## Your instructions
State how many lines of the records contain the string "Annie". Give the number alone.

## Recorded information
────────────────────────────────────────

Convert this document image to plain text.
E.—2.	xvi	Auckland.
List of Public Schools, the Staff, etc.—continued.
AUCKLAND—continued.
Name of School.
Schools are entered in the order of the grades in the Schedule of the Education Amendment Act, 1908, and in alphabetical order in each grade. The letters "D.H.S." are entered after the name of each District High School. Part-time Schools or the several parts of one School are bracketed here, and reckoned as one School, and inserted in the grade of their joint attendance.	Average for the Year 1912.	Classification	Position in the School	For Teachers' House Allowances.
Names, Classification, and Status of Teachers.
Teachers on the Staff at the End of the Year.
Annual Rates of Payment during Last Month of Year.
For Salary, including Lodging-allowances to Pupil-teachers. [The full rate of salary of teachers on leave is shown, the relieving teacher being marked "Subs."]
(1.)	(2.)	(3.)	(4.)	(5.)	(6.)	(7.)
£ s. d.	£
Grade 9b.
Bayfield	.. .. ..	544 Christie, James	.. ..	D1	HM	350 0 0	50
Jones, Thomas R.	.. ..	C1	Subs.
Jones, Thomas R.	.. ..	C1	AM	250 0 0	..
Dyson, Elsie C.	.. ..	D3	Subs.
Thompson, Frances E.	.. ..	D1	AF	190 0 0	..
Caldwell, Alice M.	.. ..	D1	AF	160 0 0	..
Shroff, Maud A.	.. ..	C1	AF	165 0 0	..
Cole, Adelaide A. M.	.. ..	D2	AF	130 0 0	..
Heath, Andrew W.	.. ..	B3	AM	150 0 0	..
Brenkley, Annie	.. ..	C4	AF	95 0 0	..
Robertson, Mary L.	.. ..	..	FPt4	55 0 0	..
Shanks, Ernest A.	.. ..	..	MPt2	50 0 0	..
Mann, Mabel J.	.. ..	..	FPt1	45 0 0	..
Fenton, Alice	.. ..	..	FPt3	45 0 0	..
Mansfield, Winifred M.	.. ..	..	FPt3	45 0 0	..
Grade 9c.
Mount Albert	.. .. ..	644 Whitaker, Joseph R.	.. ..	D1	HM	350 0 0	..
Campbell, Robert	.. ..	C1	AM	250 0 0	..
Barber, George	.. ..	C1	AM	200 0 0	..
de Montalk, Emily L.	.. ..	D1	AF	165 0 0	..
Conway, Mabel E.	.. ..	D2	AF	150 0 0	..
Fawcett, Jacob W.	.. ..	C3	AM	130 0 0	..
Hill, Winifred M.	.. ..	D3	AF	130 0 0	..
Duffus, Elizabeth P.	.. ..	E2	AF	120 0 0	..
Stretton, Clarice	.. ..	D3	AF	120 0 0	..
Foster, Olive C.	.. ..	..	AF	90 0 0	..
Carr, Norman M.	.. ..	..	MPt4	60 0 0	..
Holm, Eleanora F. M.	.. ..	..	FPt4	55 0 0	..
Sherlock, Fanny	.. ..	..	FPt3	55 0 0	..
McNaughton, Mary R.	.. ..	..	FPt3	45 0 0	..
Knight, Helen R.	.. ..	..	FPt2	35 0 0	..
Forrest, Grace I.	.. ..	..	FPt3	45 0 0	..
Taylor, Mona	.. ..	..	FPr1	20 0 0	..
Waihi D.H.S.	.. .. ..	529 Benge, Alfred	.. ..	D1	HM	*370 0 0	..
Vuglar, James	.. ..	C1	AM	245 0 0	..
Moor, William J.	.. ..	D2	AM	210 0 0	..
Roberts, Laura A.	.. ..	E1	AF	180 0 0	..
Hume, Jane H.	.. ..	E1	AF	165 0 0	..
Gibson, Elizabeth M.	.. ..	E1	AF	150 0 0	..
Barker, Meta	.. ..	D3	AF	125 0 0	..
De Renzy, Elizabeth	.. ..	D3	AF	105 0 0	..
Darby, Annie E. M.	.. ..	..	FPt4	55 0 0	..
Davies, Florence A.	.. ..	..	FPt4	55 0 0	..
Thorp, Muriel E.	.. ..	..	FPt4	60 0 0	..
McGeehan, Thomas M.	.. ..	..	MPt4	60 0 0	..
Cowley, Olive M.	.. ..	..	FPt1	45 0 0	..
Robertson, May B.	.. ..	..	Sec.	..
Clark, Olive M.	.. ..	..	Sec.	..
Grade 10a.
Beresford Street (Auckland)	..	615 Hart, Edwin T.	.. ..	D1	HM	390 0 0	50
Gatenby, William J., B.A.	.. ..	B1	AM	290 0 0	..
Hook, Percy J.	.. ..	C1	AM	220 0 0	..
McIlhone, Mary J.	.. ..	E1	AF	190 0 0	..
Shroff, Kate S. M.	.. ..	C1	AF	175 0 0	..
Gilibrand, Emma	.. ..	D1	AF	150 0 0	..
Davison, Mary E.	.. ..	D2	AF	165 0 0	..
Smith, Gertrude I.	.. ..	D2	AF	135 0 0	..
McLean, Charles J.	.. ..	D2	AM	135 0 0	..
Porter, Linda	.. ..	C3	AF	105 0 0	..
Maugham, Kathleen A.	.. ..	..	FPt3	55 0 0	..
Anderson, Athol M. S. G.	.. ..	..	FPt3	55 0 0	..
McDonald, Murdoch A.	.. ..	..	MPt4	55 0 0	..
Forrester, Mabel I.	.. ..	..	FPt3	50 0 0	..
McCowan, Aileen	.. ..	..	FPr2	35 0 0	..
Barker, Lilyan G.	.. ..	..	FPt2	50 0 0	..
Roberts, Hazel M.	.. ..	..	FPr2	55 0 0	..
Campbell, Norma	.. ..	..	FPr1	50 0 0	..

────────────────────────────────────────

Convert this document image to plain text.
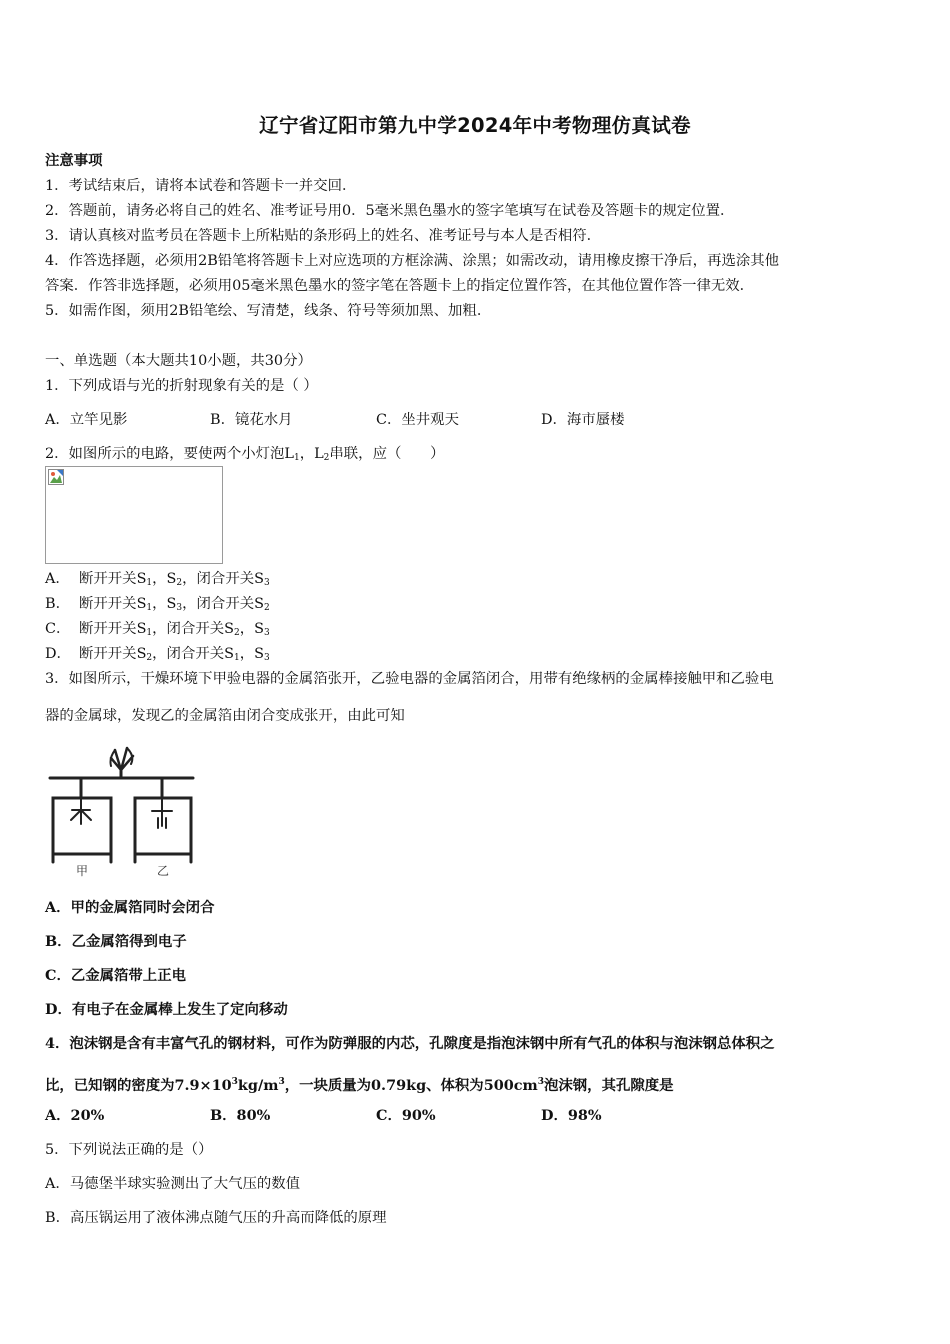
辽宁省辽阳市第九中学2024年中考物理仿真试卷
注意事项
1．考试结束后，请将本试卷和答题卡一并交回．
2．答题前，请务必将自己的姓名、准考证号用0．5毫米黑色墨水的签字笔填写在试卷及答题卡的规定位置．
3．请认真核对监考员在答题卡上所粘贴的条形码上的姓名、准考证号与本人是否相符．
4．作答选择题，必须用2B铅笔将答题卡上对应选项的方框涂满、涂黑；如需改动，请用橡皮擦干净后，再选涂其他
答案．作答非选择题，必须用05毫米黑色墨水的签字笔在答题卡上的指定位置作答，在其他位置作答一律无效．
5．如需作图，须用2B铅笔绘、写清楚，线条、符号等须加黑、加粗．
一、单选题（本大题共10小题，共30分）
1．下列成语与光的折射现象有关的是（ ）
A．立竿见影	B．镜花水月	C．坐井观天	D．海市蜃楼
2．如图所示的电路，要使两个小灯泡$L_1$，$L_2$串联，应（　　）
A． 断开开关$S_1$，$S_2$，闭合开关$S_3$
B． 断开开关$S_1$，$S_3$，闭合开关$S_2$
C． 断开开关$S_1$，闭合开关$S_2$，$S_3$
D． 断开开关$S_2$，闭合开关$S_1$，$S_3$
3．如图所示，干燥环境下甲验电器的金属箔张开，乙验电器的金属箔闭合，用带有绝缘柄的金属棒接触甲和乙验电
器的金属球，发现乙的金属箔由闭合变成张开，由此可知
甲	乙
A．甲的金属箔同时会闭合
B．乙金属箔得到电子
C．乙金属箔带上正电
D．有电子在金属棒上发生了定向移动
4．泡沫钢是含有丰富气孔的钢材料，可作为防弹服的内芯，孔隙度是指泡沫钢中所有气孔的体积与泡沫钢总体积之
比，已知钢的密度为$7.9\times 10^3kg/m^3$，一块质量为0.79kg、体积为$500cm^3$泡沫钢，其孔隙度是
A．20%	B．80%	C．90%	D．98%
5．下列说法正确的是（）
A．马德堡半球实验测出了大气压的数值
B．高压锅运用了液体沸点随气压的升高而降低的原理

────────────────────────────────────────

## Response for this exercise
2